Actions to take:
[A] In the SQL tree-query thread, what approximate runtime is reported for the query that counts all elements under the root?
[B] Copy the records verbatim, starting at their first line and ending at the line containing "category-cell: Lecture classroom".

** START OF Page text **

Count all elements under the root:

SELECT count(*)
FROM tree t
CROSS JOIN tree r -- root
WHERE r.CELL = '1'
  AND t.path LIKE CONCAT(r.path, '%');
-- result: 100000
-- runtime: ~ 30 ms

Get subtree elements under a specific node:

SELECT t.*
FROM tree t
CROSS JOIN tree r -- root
WHERE r.CELL = '3B0'
  AND t.path LIKE CONCAT(r.path, '%');
-- runtime: ~ 30 ms

Result:

| id    | CELL | parent_id | path                                |
|=======|======|===========|=====================================|
|  4284 | 3B0  |       614 | 1/4/11/14/614/4284/                 |
|  6560 | 528  |      4284 | 1/4/11/14/614/4284/6560/            |
|  8054 | 67Q  |      6560 | 1/4/11/14/614/4284/6560/8054/       |
| 14358 | B2U  |      6560 | 1/4/11/14/614/4284/6560/14358/      |
| 51911 | 141Z |      4284 | 1/4/11/14/614/4284/51911/           |
| 55695 | 16Z3 |      4284 | 1/4/11/14/614/4284/55695/           |
| 80172 | 1PV0 |      8054 | 1/4/11/14/614/4284/6560/8054/80172/ |
| 87101 | 1V7H |     51911 | 1/4/11/14/614/4284/51911/87101/     |

PostgreSQL

This also works for PostgreSQL. Only the string concatenation syntax has to be changed:

SELECT t.*
FROM tree t
CROSS JOIN tree r -- root
WHERE r.CELL = 'AE'
  AND t.path LIKE r.path || '%';

Demo: sqlfiddle - rextester

How does the search work

If you look at the test example, you'll see that all paths in the result begin with '1/4/11/14/614/4284/'. That is the path of the subtree root with CELL='3B0'. If the path column is indexed, the engine will find them all efficiently, because the index is sorted by path. It's like you would want to find all the words that begin with 'pol' in a dictionary with 100K words. You wouldn't need to read the entire dictionary.

143

answered Oct 25 '22 00:10

Paul Spiegel

This approach does not depend on the existence of a path or parent column. It is relational not recursive.

Since the table is static create a materialized view containing just the leaves to make searching faster:

create materialized view leave as
select cell
from (
    select cell,
        lag(cell,1,cell) over (order by cell desc) not like cell || '%' as leave
    from t
) s
where leave;

table leave;
 cell 
------
 CCCE
 CCCA
 CCBE
 CCBC
 BEDA
 BDDA
 BDCE
 BDCB
 BAA
 AEEB
 AEA
 AB
 AAC
 AAA

A materialized view is computed once at creation not at each query like a plain view. Create an index to speed it up:

create index cell_index on leave(cell);

If eventually the source table is altered just refresh the view:

refresh materialized view leave;

The search function receives text and returns a text array:

create or replace function get_descendants(c text)
returns text[] as $$
    select array_agg(distinct l order by l)

** END OF Page text **
** START OF Data provided **

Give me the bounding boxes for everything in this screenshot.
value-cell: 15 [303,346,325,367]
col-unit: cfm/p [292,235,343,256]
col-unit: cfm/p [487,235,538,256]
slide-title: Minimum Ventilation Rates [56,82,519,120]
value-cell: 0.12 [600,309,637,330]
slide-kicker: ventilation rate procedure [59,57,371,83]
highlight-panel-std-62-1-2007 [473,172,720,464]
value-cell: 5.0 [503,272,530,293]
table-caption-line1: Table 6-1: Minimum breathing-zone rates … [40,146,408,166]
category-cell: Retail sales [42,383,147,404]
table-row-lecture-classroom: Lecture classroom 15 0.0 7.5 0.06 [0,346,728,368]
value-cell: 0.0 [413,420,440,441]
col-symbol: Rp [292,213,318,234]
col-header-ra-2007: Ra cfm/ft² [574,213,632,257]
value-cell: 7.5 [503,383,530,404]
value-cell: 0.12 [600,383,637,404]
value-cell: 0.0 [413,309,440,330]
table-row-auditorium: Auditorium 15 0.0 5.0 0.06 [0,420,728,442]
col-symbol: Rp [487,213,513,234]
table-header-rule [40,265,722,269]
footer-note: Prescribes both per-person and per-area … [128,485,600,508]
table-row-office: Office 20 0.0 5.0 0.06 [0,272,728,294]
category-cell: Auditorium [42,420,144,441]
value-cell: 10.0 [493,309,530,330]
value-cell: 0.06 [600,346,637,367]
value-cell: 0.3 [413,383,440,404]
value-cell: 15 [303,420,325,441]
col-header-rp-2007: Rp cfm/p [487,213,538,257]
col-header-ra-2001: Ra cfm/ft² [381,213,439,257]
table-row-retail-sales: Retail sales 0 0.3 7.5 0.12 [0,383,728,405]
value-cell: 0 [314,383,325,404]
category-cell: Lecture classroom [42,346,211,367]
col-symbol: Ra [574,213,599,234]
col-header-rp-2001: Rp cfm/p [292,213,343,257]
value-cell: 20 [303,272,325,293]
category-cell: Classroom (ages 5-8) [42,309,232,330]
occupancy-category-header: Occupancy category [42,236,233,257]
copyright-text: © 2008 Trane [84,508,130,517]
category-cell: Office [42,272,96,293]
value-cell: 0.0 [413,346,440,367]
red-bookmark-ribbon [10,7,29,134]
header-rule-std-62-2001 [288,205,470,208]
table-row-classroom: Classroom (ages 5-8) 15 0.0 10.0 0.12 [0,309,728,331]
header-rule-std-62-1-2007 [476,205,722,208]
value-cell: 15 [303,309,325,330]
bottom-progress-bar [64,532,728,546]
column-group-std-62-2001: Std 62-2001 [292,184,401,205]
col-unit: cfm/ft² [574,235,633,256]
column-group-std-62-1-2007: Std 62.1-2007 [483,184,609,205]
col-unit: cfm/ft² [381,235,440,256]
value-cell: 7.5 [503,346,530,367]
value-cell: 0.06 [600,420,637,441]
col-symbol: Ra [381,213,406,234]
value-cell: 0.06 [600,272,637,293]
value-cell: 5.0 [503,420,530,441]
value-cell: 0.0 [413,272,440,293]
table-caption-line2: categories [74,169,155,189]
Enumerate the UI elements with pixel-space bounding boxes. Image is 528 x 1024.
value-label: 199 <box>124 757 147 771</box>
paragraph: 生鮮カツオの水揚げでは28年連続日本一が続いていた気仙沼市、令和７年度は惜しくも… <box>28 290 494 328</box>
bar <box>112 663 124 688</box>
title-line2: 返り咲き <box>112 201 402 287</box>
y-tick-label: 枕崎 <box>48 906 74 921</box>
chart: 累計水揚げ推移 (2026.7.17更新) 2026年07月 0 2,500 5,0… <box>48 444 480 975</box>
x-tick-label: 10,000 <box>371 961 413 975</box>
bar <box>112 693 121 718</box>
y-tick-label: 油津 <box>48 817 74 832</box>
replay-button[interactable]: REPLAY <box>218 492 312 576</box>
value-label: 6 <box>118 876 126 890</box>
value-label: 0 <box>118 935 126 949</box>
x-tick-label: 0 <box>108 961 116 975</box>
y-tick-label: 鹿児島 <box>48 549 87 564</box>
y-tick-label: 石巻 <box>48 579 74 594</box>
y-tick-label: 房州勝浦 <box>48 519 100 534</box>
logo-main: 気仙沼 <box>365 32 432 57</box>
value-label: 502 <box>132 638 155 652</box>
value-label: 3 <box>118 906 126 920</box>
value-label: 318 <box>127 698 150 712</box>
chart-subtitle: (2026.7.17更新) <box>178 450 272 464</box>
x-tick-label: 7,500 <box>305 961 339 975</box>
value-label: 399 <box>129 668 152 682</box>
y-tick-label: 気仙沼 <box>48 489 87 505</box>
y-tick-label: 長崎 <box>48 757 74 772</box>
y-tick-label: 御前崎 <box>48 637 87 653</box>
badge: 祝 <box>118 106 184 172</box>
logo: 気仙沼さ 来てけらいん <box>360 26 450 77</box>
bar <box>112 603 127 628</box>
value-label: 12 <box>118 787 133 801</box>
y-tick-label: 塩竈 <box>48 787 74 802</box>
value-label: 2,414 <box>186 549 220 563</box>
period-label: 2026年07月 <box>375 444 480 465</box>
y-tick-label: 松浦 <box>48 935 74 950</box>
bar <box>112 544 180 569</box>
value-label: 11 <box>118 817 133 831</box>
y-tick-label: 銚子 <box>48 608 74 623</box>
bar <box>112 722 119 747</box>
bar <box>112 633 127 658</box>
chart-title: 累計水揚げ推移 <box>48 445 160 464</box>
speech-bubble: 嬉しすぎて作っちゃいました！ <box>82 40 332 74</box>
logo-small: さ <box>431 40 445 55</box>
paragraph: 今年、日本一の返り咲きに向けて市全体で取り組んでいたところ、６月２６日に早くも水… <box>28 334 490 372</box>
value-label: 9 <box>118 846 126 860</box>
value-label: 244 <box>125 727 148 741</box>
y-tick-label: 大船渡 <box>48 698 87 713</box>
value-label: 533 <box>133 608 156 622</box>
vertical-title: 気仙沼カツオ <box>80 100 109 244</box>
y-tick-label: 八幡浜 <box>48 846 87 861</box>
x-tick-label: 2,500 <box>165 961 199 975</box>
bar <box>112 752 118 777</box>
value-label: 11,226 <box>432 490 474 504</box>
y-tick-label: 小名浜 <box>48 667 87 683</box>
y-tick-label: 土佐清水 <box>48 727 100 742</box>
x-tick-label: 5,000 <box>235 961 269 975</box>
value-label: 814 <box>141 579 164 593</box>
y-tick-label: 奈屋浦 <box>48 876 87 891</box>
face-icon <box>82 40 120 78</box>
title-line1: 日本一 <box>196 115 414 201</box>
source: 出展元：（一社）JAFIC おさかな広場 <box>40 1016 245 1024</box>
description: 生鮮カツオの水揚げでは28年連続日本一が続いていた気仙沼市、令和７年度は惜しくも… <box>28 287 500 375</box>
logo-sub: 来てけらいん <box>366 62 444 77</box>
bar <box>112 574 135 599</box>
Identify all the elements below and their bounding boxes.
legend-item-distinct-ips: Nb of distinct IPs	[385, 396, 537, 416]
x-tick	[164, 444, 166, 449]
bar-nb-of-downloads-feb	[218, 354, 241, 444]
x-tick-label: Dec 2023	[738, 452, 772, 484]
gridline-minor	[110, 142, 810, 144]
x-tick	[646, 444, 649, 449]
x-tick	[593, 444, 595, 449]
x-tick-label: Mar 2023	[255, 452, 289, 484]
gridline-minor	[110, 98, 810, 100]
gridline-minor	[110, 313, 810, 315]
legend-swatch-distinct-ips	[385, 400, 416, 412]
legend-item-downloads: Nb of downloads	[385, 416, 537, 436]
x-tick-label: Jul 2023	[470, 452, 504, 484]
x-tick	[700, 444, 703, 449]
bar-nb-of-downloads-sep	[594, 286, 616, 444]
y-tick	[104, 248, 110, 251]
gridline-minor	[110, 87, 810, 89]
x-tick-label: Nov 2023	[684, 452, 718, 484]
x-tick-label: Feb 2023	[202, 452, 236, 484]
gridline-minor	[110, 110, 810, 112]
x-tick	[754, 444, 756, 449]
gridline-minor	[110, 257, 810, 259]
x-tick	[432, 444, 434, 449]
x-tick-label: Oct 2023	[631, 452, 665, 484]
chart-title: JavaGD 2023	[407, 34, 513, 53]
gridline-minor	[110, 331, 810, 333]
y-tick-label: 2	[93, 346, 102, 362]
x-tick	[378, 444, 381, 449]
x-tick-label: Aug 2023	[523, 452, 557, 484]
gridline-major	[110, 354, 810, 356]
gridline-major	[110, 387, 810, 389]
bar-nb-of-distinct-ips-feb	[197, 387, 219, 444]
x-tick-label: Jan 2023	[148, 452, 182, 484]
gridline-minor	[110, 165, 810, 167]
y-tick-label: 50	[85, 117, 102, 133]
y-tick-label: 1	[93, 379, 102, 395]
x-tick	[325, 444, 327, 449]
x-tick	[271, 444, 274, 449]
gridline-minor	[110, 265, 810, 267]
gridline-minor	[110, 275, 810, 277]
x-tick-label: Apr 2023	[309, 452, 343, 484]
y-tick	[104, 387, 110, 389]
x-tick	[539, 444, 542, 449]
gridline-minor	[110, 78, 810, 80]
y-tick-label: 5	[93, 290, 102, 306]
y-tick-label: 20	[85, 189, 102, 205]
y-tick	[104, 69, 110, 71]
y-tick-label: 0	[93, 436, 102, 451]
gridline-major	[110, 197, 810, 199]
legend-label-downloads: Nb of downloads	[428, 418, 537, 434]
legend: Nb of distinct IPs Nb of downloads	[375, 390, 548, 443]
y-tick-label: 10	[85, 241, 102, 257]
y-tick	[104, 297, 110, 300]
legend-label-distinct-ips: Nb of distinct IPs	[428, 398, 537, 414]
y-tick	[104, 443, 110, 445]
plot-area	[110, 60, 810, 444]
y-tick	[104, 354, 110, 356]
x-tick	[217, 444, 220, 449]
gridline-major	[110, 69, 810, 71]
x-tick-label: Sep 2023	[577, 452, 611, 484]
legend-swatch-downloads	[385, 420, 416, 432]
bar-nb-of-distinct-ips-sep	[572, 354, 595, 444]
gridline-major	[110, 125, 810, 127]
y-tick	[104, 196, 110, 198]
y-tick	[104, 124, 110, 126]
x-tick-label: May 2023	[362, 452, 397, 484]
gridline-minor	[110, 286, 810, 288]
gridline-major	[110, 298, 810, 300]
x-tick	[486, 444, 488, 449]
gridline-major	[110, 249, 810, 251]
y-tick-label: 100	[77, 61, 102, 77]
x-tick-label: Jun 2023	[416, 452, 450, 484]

** END OF Data provided **

Outputs in order:
[A] About 30 ms.

[B]
Give me the bounding boxes for everything in this screenshot.
value-cell: 15 [303,346,325,367]
col-unit: cfm/p [292,235,343,256]
col-unit: cfm/p [487,235,538,256]
slide-title: Minimum Ventilation Rates [56,82,519,120]
value-cell: 0.12 [600,309,637,330]
slide-kicker: ventilation rate procedure [59,57,371,83]
highlight-panel-std-62-1-2007 [473,172,720,464]
value-cell: 5.0 [503,272,530,293]
table-caption-line1: Table 6-1: Minimum breathing-zone rates … [40,146,408,166]
category-cell: Retail sales [42,383,147,404]
table-row-lecture-classroom: Lecture classroom 15 0.0 7.5 0.06 [0,346,728,368]
value-cell: 0.0 [413,420,440,441]
col-symbol: Rp [292,213,318,234]
col-header-ra-2007: Ra cfm/ft² [574,213,632,257]
value-cell: 7.5 [503,383,530,404]
value-cell: 0.12 [600,383,637,404]
value-cell: 0.0 [413,309,440,330]
table-row-auditorium: Auditorium 15 0.0 5.0 0.06 [0,420,728,442]
col-symbol: Rp [487,213,513,234]
table-header-rule [40,265,722,269]
footer-note: Prescribes both per-person and per-area … [128,485,600,508]
table-row-office: Office 20 0.0 5.0 0.06 [0,272,728,294]
category-cell: Auditorium [42,420,144,441]
value-cell: 10.0 [493,309,530,330]
value-cell: 0.06 [600,346,637,367]
value-cell: 0.3 [413,383,440,404]
value-cell: 15 [303,420,325,441]
col-header-rp-2007: Rp cfm/p [487,213,538,257]
col-header-ra-2001: Ra cfm/ft² [381,213,439,257]
table-row-retail-sales: Retail sales 0 0.3 7.5 0.12 [0,383,728,405]
value-cell: 0 [314,383,325,404]
category-cell: Lecture classroom [42,346,211,367]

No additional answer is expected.